### DIRECTION
Report the total number of lines that include the string "testes", without any other text.

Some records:
- - - -

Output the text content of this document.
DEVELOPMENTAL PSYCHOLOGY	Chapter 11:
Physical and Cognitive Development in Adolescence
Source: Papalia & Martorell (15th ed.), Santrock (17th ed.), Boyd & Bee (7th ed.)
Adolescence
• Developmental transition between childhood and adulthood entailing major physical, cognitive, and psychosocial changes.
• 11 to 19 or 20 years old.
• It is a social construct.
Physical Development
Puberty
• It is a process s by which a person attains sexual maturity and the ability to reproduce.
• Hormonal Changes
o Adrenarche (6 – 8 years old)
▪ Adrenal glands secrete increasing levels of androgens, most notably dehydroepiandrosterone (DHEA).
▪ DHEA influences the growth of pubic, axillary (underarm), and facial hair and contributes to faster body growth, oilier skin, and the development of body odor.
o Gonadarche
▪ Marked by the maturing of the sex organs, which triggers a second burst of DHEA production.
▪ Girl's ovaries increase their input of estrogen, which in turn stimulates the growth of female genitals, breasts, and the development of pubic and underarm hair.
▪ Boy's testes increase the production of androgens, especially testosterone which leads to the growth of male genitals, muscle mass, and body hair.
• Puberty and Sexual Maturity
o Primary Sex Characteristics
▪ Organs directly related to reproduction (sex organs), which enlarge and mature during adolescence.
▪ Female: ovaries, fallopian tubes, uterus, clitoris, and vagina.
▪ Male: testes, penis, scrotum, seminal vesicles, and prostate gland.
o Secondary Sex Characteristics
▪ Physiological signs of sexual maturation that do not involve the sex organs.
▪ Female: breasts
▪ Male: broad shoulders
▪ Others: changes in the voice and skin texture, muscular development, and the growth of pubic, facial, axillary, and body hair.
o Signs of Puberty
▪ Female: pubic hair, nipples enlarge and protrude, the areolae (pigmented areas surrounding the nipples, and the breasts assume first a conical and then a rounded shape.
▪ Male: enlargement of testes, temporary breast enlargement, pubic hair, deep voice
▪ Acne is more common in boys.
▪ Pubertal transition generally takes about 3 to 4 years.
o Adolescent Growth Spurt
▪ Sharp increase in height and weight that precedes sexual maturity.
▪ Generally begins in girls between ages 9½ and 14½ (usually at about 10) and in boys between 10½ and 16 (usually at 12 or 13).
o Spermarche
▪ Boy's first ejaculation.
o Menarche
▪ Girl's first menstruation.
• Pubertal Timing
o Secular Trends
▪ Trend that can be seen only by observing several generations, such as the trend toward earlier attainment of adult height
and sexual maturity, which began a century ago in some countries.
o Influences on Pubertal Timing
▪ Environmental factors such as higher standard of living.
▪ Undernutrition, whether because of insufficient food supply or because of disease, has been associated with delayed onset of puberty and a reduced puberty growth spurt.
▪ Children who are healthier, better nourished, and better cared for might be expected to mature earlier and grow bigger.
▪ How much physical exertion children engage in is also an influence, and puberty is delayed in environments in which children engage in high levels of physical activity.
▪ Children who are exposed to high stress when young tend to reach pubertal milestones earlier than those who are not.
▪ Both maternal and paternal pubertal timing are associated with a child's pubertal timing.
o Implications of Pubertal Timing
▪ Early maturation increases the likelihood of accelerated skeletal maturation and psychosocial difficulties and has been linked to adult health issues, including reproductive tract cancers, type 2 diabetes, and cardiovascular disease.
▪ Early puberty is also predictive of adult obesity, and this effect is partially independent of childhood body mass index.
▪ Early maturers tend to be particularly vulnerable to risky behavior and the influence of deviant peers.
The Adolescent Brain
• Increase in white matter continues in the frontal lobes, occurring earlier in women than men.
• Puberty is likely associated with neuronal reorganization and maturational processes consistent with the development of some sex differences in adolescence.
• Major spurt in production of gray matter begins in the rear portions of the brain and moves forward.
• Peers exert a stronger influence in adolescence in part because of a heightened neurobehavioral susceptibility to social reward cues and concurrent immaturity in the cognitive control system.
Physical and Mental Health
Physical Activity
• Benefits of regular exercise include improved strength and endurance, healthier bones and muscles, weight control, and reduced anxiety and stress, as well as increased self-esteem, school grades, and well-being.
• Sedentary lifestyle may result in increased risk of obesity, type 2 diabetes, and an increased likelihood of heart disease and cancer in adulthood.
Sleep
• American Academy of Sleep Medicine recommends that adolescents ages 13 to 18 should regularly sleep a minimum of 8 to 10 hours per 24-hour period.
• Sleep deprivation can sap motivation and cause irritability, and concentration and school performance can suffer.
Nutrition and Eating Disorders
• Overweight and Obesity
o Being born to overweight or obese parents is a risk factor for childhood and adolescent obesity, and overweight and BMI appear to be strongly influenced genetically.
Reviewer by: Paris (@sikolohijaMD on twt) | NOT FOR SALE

- - - -

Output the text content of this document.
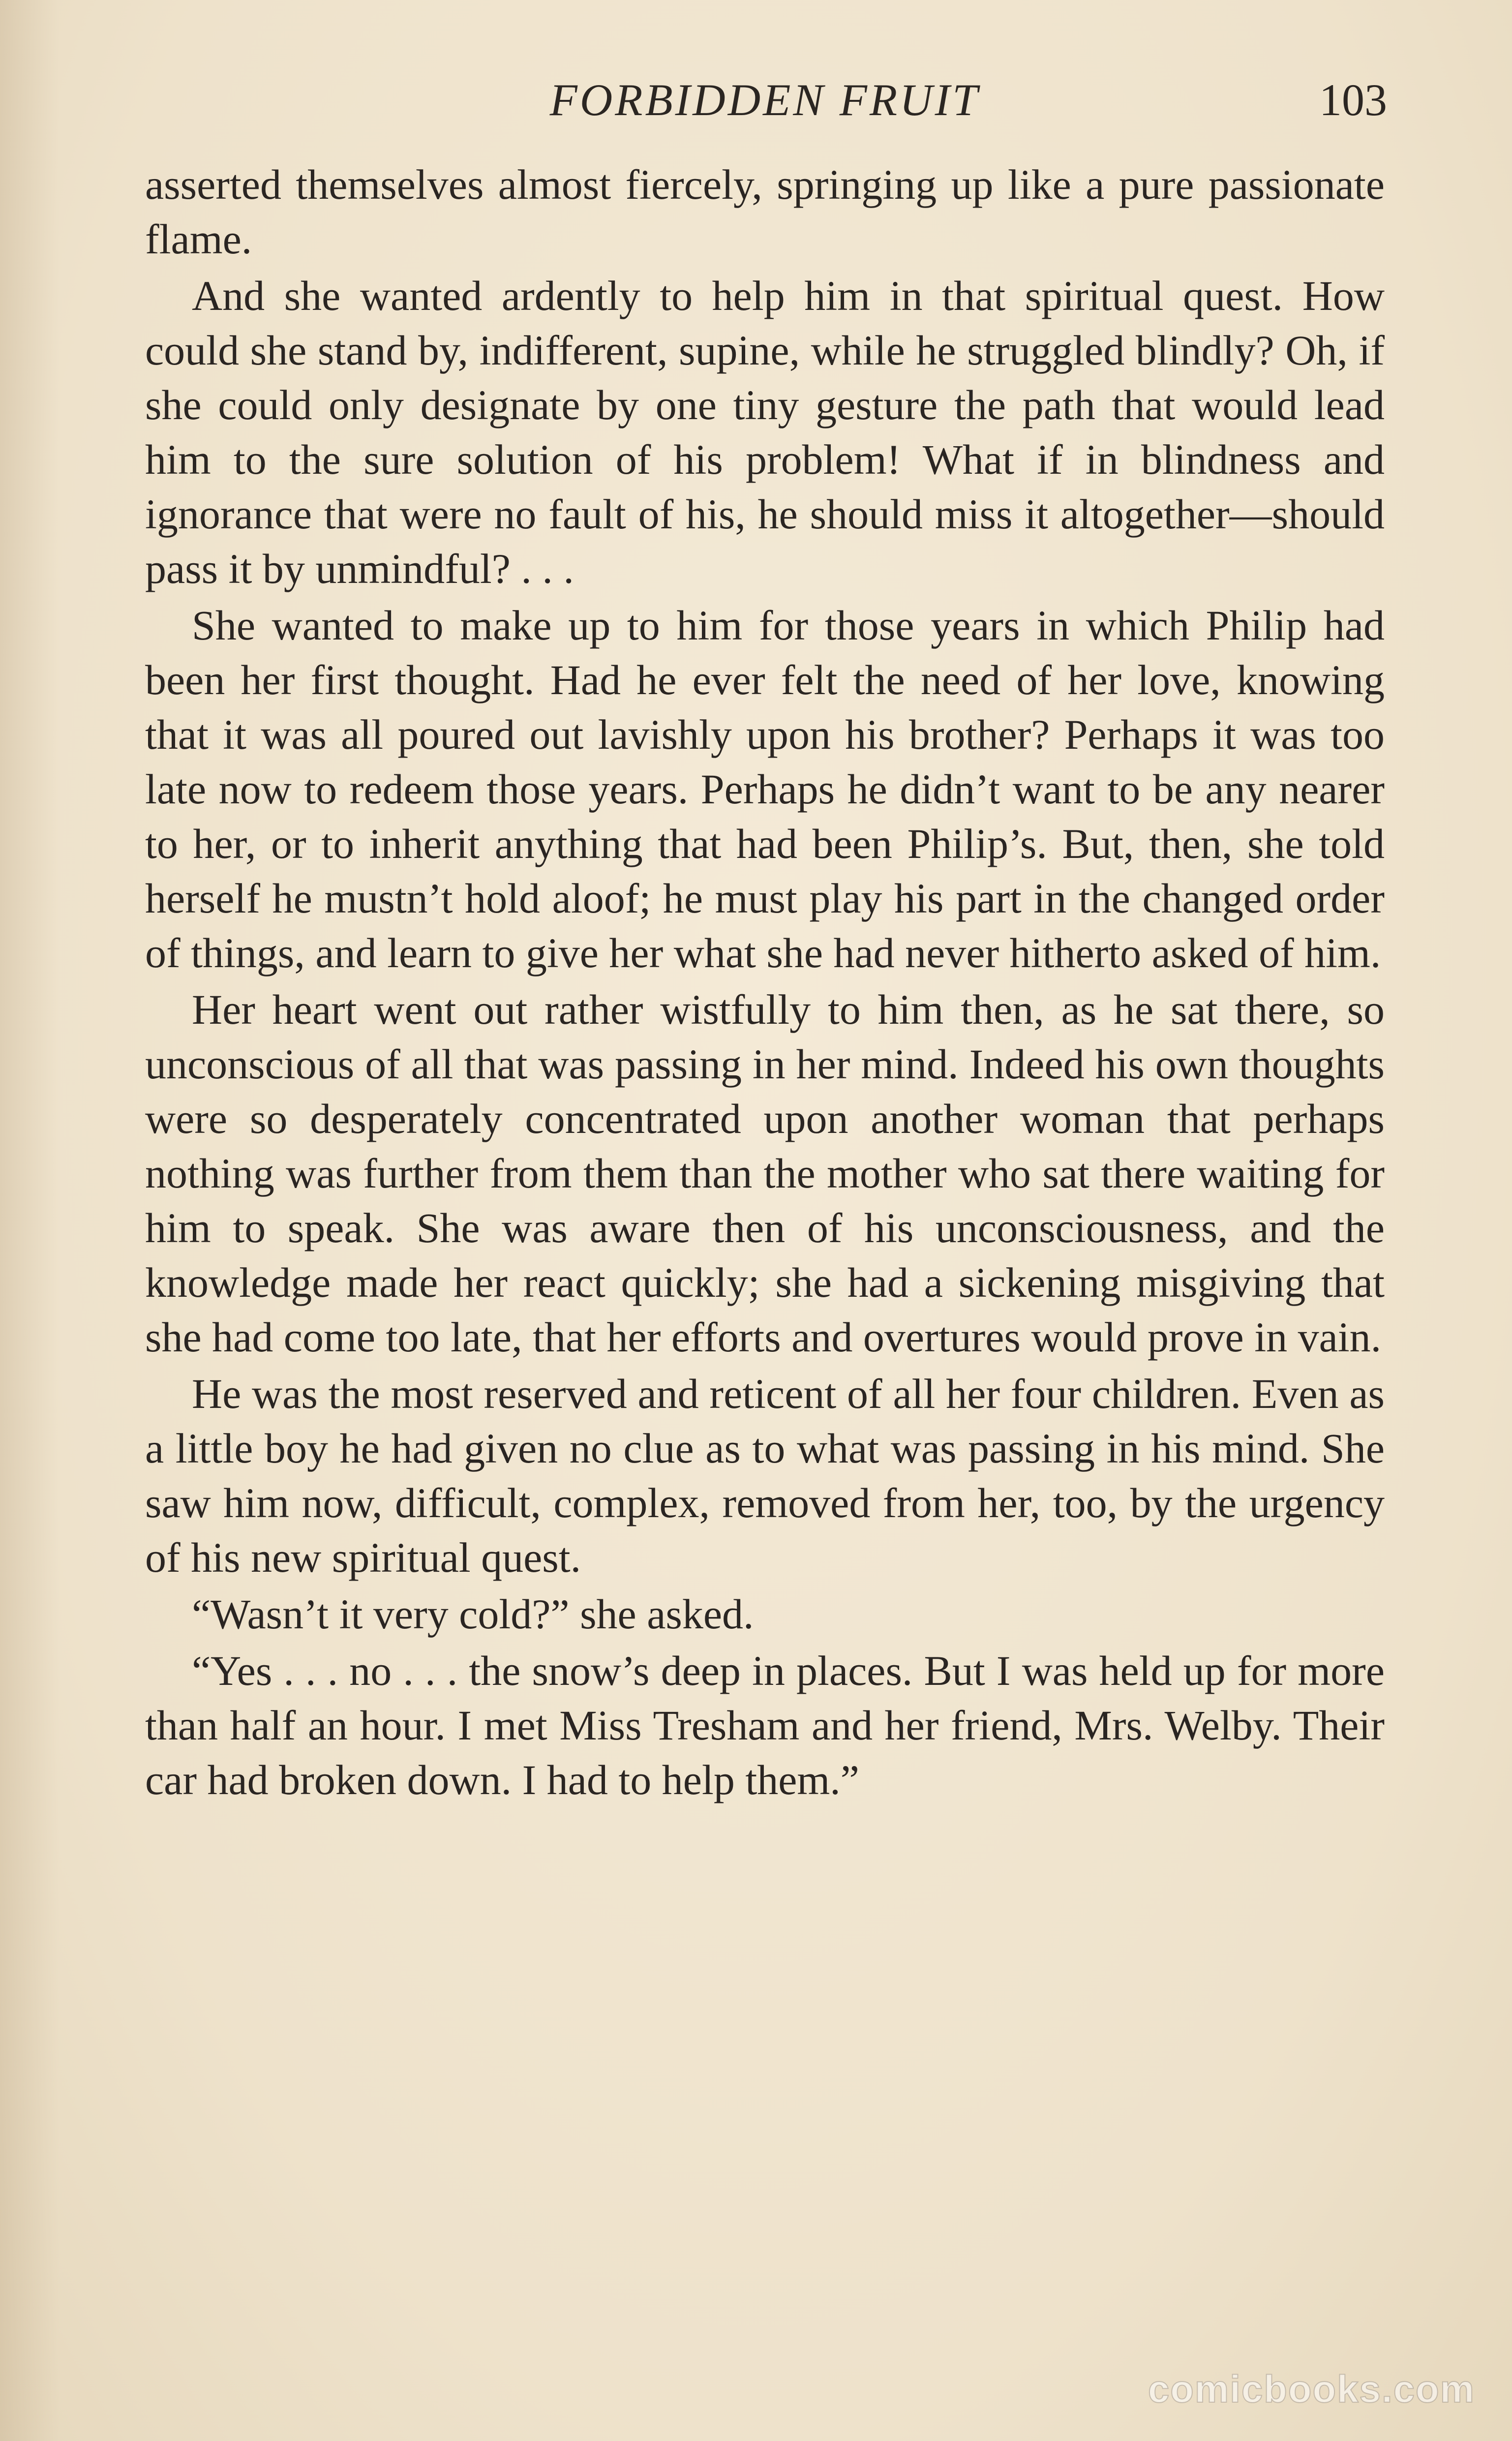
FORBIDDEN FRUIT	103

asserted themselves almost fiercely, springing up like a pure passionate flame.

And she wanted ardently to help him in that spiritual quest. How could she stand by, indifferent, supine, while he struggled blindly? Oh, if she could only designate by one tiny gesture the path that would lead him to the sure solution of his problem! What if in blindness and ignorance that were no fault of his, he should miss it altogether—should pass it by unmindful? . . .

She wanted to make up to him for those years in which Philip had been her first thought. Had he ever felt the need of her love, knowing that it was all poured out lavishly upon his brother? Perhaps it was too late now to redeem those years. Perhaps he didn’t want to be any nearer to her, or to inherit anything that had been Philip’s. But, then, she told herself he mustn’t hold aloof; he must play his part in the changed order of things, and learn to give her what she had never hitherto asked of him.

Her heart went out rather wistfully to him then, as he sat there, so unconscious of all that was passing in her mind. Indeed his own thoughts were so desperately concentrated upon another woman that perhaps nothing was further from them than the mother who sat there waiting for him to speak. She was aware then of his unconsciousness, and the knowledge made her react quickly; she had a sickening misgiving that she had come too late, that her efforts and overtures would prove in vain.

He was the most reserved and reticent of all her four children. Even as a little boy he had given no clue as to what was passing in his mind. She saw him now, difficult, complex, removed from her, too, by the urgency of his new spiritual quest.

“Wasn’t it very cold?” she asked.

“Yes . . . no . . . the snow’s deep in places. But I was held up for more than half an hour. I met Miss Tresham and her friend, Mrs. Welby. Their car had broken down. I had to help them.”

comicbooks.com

- - - -

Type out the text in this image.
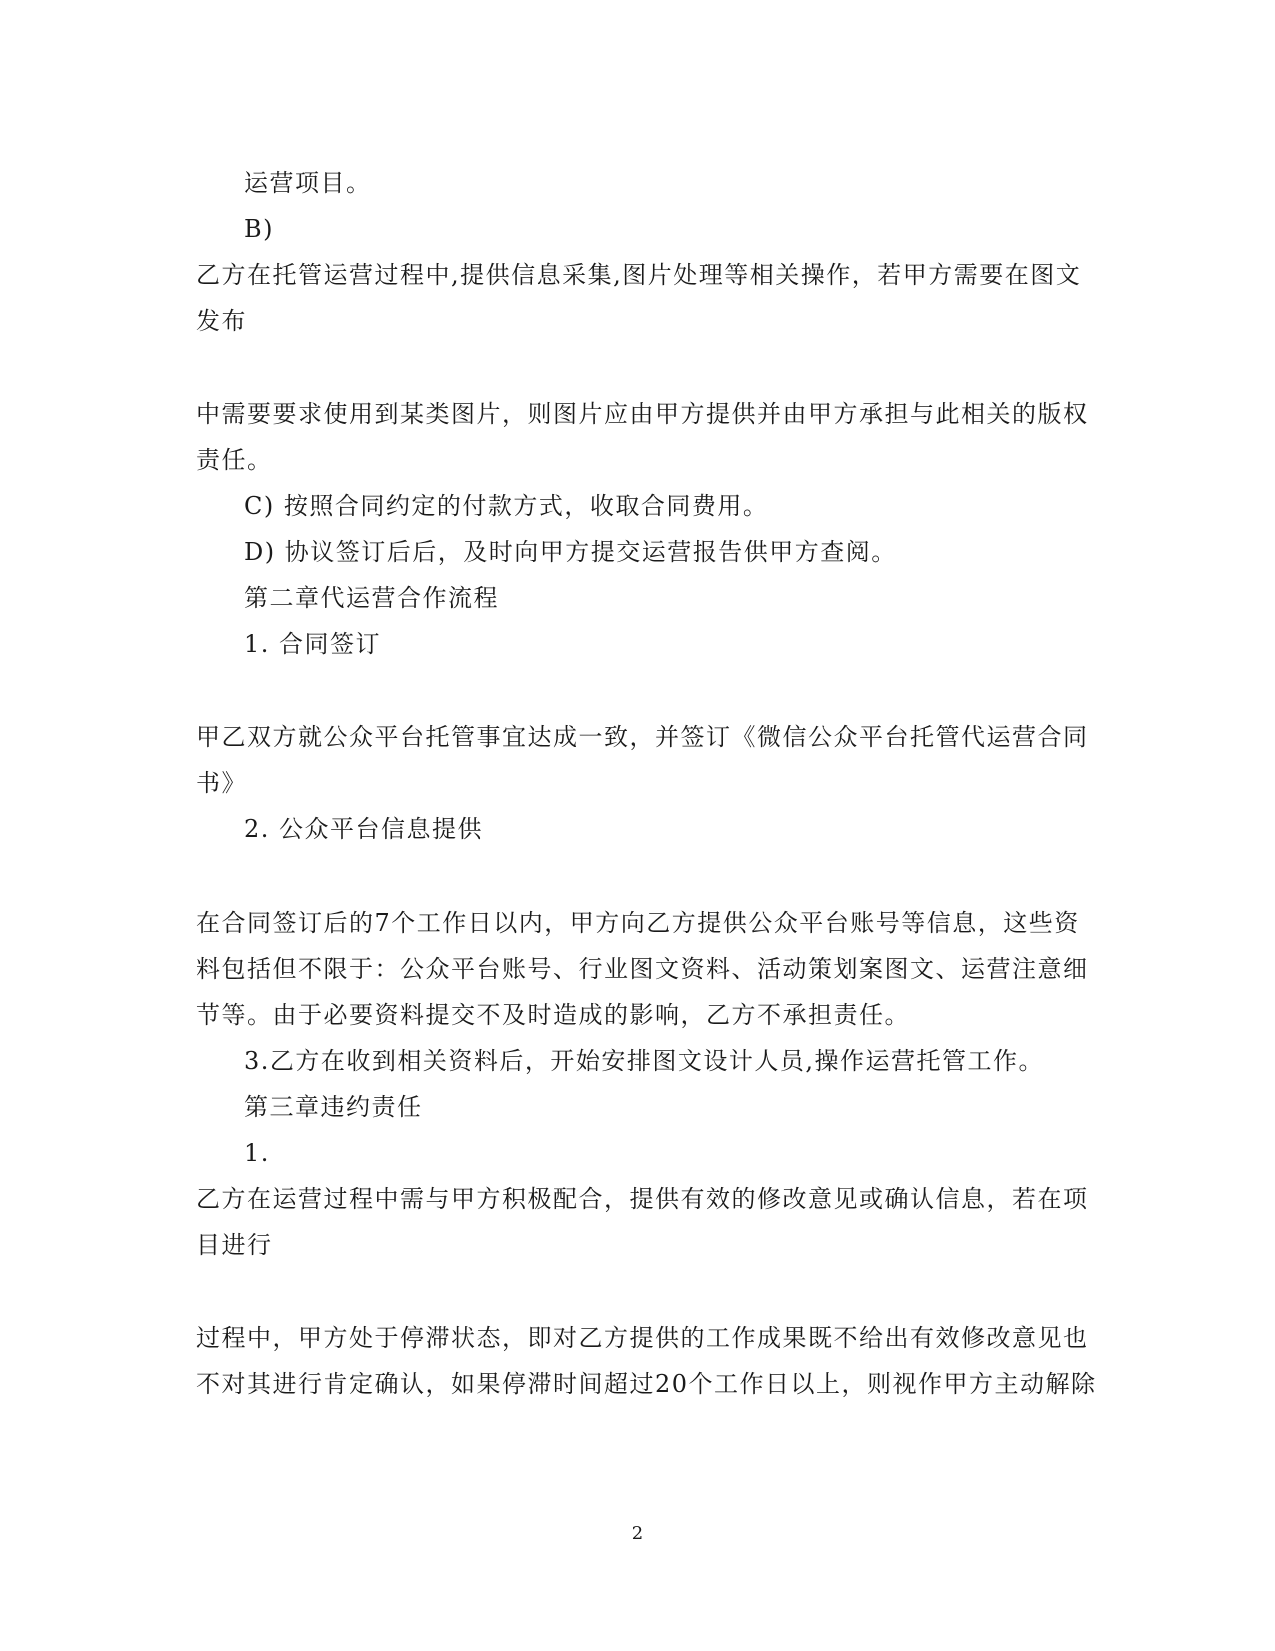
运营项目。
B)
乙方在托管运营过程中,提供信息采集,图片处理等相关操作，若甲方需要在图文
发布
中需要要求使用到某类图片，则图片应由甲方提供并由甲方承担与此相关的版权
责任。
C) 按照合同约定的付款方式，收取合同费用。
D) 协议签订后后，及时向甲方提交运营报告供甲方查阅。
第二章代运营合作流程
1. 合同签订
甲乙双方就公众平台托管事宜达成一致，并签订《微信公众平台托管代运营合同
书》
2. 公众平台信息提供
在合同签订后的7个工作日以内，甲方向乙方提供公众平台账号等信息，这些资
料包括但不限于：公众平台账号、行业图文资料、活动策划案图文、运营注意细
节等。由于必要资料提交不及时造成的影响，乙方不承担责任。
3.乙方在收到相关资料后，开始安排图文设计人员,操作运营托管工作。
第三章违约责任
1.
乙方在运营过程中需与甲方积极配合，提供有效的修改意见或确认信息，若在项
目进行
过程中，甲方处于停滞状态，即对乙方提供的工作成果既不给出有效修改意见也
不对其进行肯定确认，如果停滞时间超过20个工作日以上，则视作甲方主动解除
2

- - - -

### OUTPUT OF THE EXERCISE
3